[START Material for this exercise]

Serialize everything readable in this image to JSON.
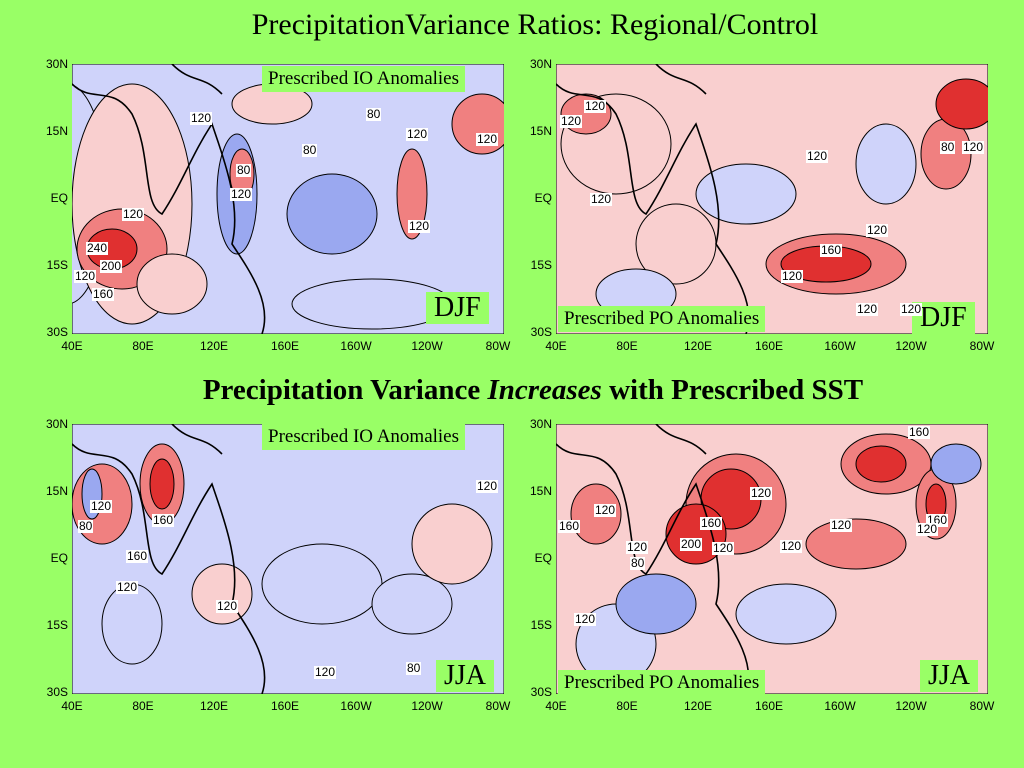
{
  "title": "PrecipitationVariance Ratios: Regional/Control",
  "subtitle": {
    "prefix": "Precipitation Variance ",
    "emphasis": "Increases",
    "suffix": " with Prescribed SST"
  },
  "lat_labels": [
    "30N",
    "15N",
    "EQ",
    "15S",
    "30S"
  ],
  "lon_labels": [
    "40E",
    "80E",
    "120E",
    "160E",
    "160W",
    "120W",
    "80W"
  ],
  "colors": {
    "background": "#99ff66",
    "increase": "#f08080",
    "strong_increase": "#e03030",
    "decrease": "#9aa8f0",
    "neutral_pink": "#f9cfcf",
    "neutral_blue": "#cfd3fa"
  },
  "panels": [
    {
      "id": "io-djf",
      "source": "Prescribed IO Anomalies",
      "season": "DJF",
      "contour_labels": [
        "120",
        "80",
        "80",
        "120",
        "120",
        "80",
        "120",
        "120",
        "120",
        "240",
        "200",
        "120",
        "160"
      ]
    },
    {
      "id": "po-djf",
      "source": "Prescribed PO Anomalies",
      "season": "DJF",
      "contour_labels": [
        "120",
        "120",
        "120",
        "120",
        "120",
        "80",
        "120",
        "120",
        "160",
        "120",
        "120"
      ]
    },
    {
      "id": "io-jja",
      "source": "Prescribed IO Anomalies",
      "season": "JJA",
      "contour_labels": [
        "120",
        "120",
        "80",
        "160",
        "160",
        "120",
        "120",
        "120",
        "80"
      ]
    },
    {
      "id": "po-jja",
      "source": "Prescribed PO Anomalies",
      "season": "JJA",
      "contour_labels": [
        "120",
        "160",
        "120",
        "120",
        "160",
        "160",
        "200",
        "120",
        "120",
        "80",
        "120",
        "160",
        "120",
        "120"
      ]
    }
  ]
}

[END Material for this exercise]

### Stated task
All of the entries above should be copied exactly, except for the pictures.

### Response
Serialize everything readable in this image to JSON.
{
  "title": "PrecipitationVariance Ratios: Regional/Control",
  "subtitle": {
    "prefix": "Precipitation Variance ",
    "emphasis": "Increases",
    "suffix": " with Prescribed SST"
  },
  "lat_labels": [
    "30N",
    "15N",
    "EQ",
    "15S",
    "30S"
  ],
  "lon_labels": [
    "40E",
    "80E",
    "120E",
    "160E",
    "160W",
    "120W",
    "80W"
  ],
  "colors": {
    "background": "#99ff66",
    "increase": "#f08080",
    "strong_increase": "#e03030",
    "decrease": "#9aa8f0",
    "neutral_pink": "#f9cfcf",
    "neutral_blue": "#cfd3fa"
  },
  "panels": [
    {
      "id": "io-djf",
      "source": "Prescribed IO Anomalies",
      "season": "DJF",
      "contour_labels": [
        "120",
        "80",
        "80",
        "120",
        "120",
        "80",
        "120",
        "120",
        "120",
        "240",
        "200",
        "120",
        "160"
      ]
    },
    {
      "id": "po-djf",
      "source": "Prescribed PO Anomalies",
      "season": "DJF",
      "contour_labels": [
        "120",
        "120",
        "120",
        "120",
        "120",
        "80",
        "120",
        "120",
        "160",
        "120",
        "120"
      ]
    },
    {
      "id": "io-jja",
      "source": "Prescribed IO Anomalies",
      "season": "JJA",
      "contour_labels": [
        "120",
        "120",
        "80",
        "160",
        "160",
        "120",
        "120",
        "120",
        "80"
      ]
    },
    {
      "id": "po-jja",
      "source": "Prescribed PO Anomalies",
      "season": "JJA",
      "contour_labels": [
        "120",
        "160",
        "120",
        "120",
        "160",
        "160",
        "200",
        "120",
        "120",
        "80",
        "120",
        "160",
        "120",
        "120"
      ]
    }
  ]
}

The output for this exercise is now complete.